--- Begin ---

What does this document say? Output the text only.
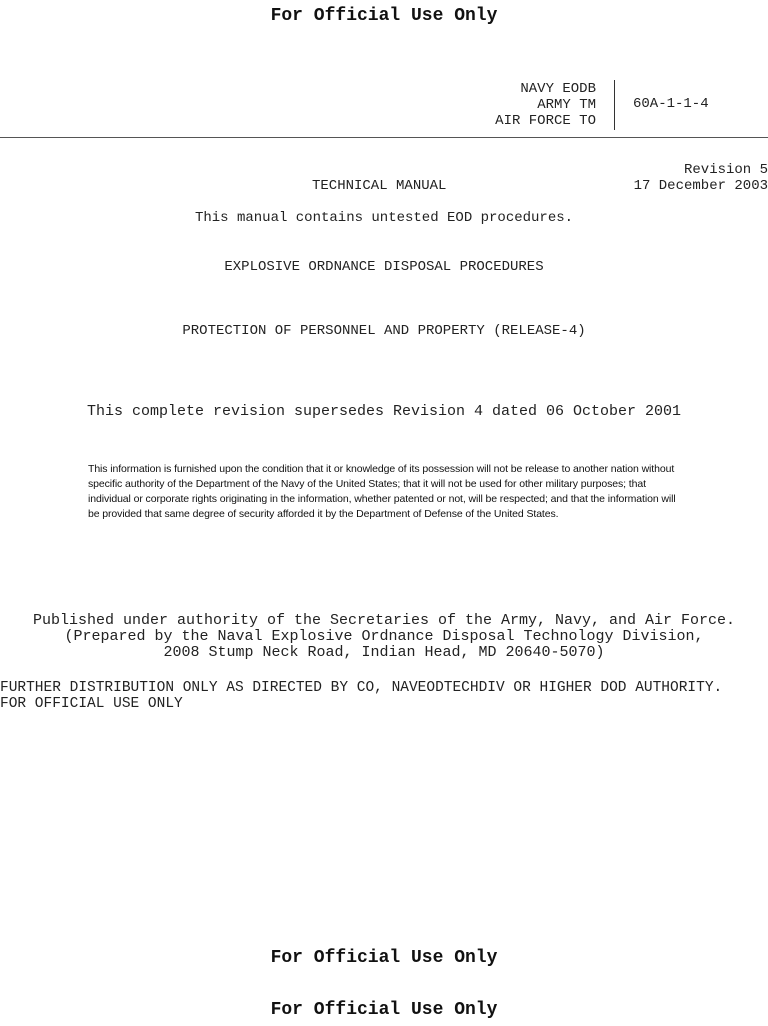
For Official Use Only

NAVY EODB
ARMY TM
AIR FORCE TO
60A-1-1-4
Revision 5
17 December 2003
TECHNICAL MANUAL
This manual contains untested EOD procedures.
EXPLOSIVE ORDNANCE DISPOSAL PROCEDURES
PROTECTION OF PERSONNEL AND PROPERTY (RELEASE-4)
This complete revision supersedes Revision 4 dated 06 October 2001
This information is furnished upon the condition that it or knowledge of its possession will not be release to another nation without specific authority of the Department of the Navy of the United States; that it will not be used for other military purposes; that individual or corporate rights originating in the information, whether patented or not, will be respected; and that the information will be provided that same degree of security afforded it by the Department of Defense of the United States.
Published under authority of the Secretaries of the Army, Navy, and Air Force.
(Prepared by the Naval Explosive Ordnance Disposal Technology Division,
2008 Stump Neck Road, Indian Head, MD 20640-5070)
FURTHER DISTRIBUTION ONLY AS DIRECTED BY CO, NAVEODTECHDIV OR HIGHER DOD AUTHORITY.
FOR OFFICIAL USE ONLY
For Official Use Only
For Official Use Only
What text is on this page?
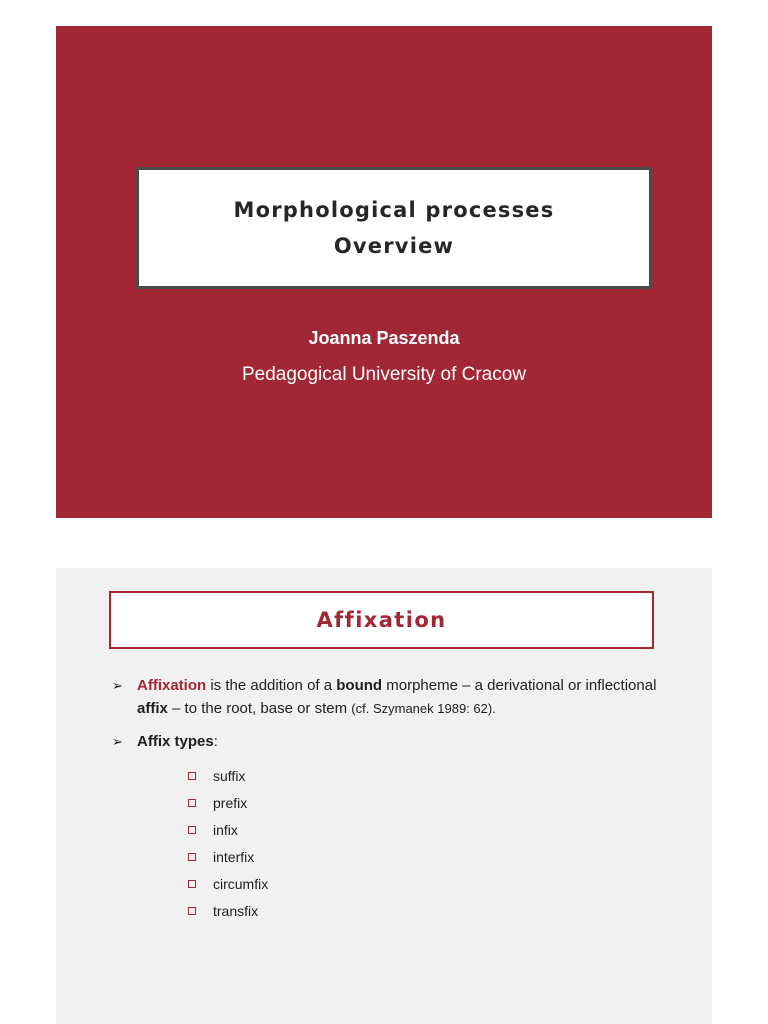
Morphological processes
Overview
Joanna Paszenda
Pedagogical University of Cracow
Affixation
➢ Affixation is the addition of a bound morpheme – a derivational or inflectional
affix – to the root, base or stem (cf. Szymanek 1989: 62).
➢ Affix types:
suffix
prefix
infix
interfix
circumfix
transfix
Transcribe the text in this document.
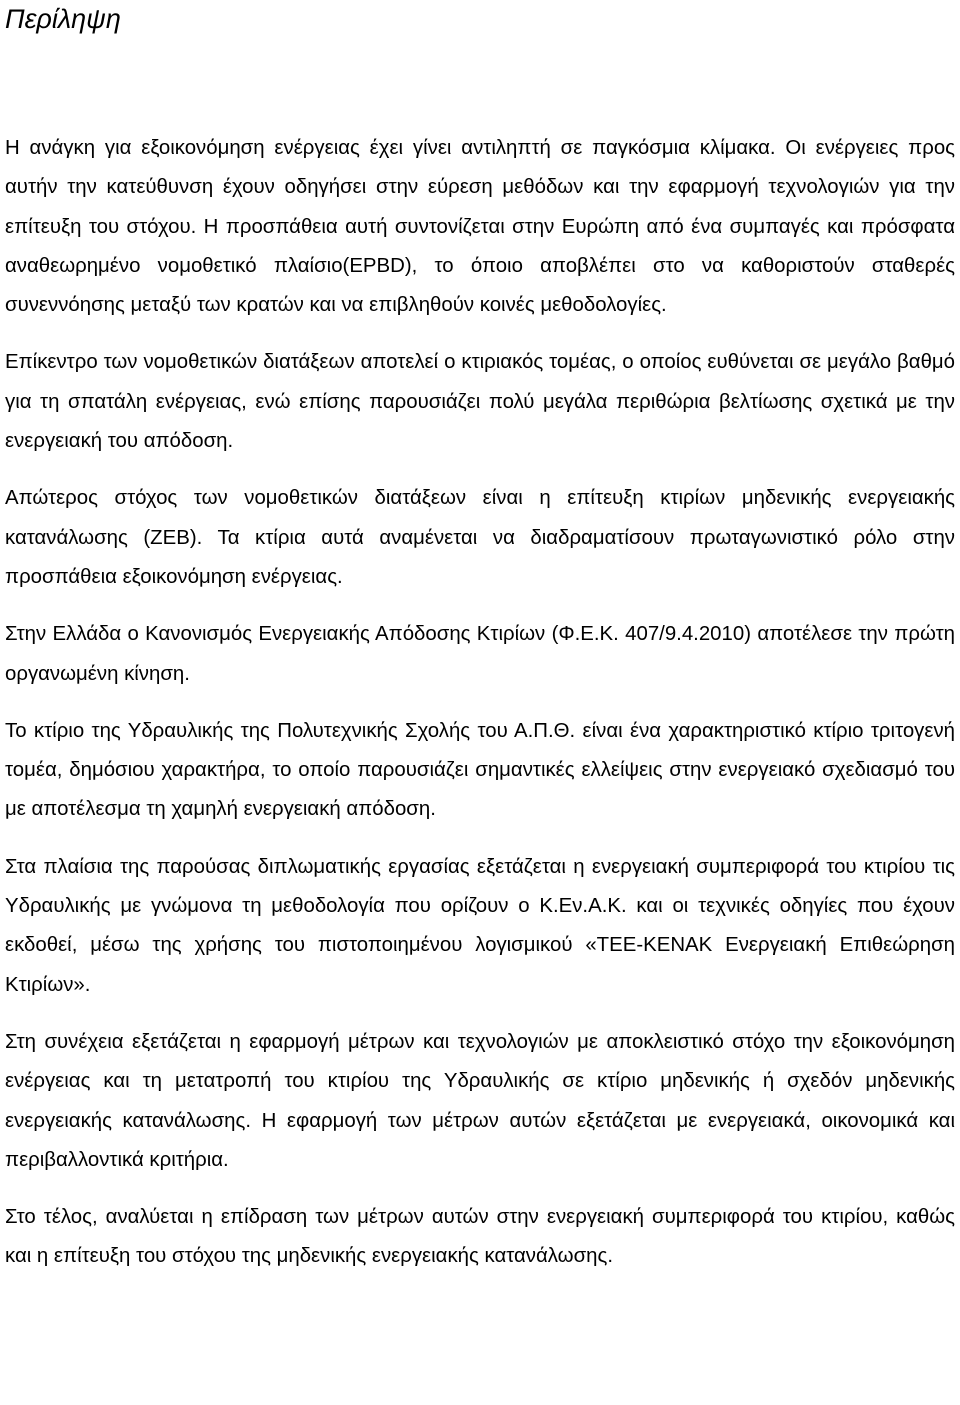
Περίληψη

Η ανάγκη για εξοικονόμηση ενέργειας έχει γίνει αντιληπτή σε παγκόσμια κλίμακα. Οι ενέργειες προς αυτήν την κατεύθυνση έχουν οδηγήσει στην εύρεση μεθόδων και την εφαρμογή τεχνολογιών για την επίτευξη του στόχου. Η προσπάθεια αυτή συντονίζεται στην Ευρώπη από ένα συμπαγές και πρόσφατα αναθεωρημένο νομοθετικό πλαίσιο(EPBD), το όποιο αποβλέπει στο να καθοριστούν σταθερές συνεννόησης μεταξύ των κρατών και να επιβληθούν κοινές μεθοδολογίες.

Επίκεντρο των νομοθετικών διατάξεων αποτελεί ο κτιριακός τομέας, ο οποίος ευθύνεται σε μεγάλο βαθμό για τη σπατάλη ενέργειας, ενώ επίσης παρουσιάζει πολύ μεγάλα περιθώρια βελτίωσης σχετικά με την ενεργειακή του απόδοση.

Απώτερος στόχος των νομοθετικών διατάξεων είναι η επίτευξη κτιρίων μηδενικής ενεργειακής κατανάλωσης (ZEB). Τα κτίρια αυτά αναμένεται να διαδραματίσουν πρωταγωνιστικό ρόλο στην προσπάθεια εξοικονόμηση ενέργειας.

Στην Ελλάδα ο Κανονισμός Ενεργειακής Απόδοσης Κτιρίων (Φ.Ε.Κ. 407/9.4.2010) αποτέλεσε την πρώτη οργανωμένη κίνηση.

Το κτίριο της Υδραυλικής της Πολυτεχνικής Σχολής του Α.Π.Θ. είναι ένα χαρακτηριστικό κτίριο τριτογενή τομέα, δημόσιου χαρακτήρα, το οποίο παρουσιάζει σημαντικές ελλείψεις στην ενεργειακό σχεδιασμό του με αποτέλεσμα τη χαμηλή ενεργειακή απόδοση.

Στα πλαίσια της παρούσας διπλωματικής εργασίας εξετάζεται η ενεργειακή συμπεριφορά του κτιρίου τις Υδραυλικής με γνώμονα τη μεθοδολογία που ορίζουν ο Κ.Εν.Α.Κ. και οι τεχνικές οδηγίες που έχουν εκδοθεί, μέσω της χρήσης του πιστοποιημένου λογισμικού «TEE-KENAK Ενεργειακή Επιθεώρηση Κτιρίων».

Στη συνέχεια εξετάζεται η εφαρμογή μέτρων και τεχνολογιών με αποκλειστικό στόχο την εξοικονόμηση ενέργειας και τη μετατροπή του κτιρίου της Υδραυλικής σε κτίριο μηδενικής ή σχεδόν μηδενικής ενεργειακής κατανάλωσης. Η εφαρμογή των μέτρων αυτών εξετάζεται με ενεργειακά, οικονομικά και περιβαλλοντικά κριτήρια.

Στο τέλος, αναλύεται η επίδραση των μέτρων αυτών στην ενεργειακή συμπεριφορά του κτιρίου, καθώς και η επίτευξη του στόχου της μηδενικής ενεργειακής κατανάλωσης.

--- End ---

**CHALLENGE**
Write out each entry exactly as given, omitting any picture.

**THE SOLUTION**
What does this document say? Output the text only.
For Official Use Only

NAVY EODB
ARMY TM
AIR FORCE TO
60A-1-1-4
Revision 5
17 December 2003
TECHNICAL MANUAL
This manual contains untested EOD procedures.
EXPLOSIVE ORDNANCE DISPOSAL PROCEDURES
PROTECTION OF PERSONNEL AND PROPERTY (RELEASE-4)
This complete revision supersedes Revision 4 dated 06 October 2001
This information is furnished upon the condition that it or knowledge of its possession will not be release to another nation without specific authority of the Department of the Navy of the United States; that it will not be used for other military purposes; that individual or corporate rights originating in the information, whether patented or not, will be respected; and that the information will be provided that same degree of security afforded it by the Department of Defense of the United States.
Published under authority of the Secretaries of the Army, Navy, and Air Force.
(Prepared by the Naval Explosive Ordnance Disposal Technology Division,
2008 Stump Neck Road, Indian Head, MD 20640-5070)
FURTHER DISTRIBUTION ONLY AS DIRECTED BY CO, NAVEODTECHDIV OR HIGHER DOD AUTHORITY.
FOR OFFICIAL USE ONLY
For Official Use Only
For Official Use Only
What text is on this page?
Morphological processes
Overview
Joanna Paszenda
Pedagogical University of Cracow
Affixation
➢ Affixation is the addition of a bound morpheme – a derivational or inflectional
affix – to the root, base or stem (cf. Szymanek 1989: 62).
➢ Affix types:
suffix
prefix
infix
interfix
circumfix
transfix
Transcribe the text in this document.
Περίληψη

Η ανάγκη για εξοικονόμηση ενέργειας έχει γίνει αντιληπτή σε παγκόσμια κλίμακα. Οι ενέργειες προς αυτήν την κατεύθυνση έχουν οδηγήσει στην εύρεση μεθόδων και την εφαρμογή τεχνολογιών για την επίτευξη του στόχου. Η προσπάθεια αυτή συντονίζεται στην Ευρώπη από ένα συμπαγές και πρόσφατα αναθεωρημένο νομοθετικό πλαίσιο(EPBD), το όποιο αποβλέπει στο να καθοριστούν σταθερές συνεννόησης μεταξύ των κρατών και να επιβληθούν κοινές μεθοδολογίες.

Επίκεντρο των νομοθετικών διατάξεων αποτελεί ο κτιριακός τομέας, ο οποίος ευθύνεται σε μεγάλο βαθμό για τη σπατάλη ενέργειας, ενώ επίσης παρουσιάζει πολύ μεγάλα περιθώρια βελτίωσης σχετικά με την ενεργειακή του απόδοση.

Απώτερος στόχος των νομοθετικών διατάξεων είναι η επίτευξη κτιρίων μηδενικής ενεργειακής κατανάλωσης (ZEB). Τα κτίρια αυτά αναμένεται να διαδραματίσουν πρωταγωνιστικό ρόλο στην προσπάθεια εξοικονόμηση ενέργειας.

Στην Ελλάδα ο Κανονισμός Ενεργειακής Απόδοσης Κτιρίων (Φ.Ε.Κ. 407/9.4.2010) αποτέλεσε την πρώτη οργανωμένη κίνηση.

Το κτίριο της Υδραυλικής της Πολυτεχνικής Σχολής του Α.Π.Θ. είναι ένα χαρακτηριστικό κτίριο τριτογενή τομέα, δημόσιου χαρακτήρα, το οποίο παρουσιάζει σημαντικές ελλείψεις στην ενεργειακό σχεδιασμό του με αποτέλεσμα τη χαμηλή ενεργειακή απόδοση.

Στα πλαίσια της παρούσας διπλωματικής εργασίας εξετάζεται η ενεργειακή συμπεριφορά του κτιρίου τις Υδραυλικής με γνώμονα τη μεθοδολογία που ορίζουν ο Κ.Εν.Α.Κ. και οι τεχνικές οδηγίες που έχουν εκδοθεί, μέσω της χρήσης του πιστοποιημένου λογισμικού «TEE-KENAK Ενεργειακή Επιθεώρηση Κτιρίων».

Στη συνέχεια εξετάζεται η εφαρμογή μέτρων και τεχνολογιών με αποκλειστικό στόχο την εξοικονόμηση ενέργειας και τη μετατροπή του κτιρίου της Υδραυλικής σε κτίριο μηδενικής ή σχεδόν μηδενικής ενεργειακής κατανάλωσης. Η εφαρμογή των μέτρων αυτών εξετάζεται με ενεργειακά, οικονομικά και περιβαλλοντικά κριτήρια.

Στο τέλος, αναλύεται η επίδραση των μέτρων αυτών στην ενεργειακή συμπεριφορά του κτιρίου, καθώς και η επίτευξη του στόχου της μηδενικής ενεργειακής κατανάλωσης.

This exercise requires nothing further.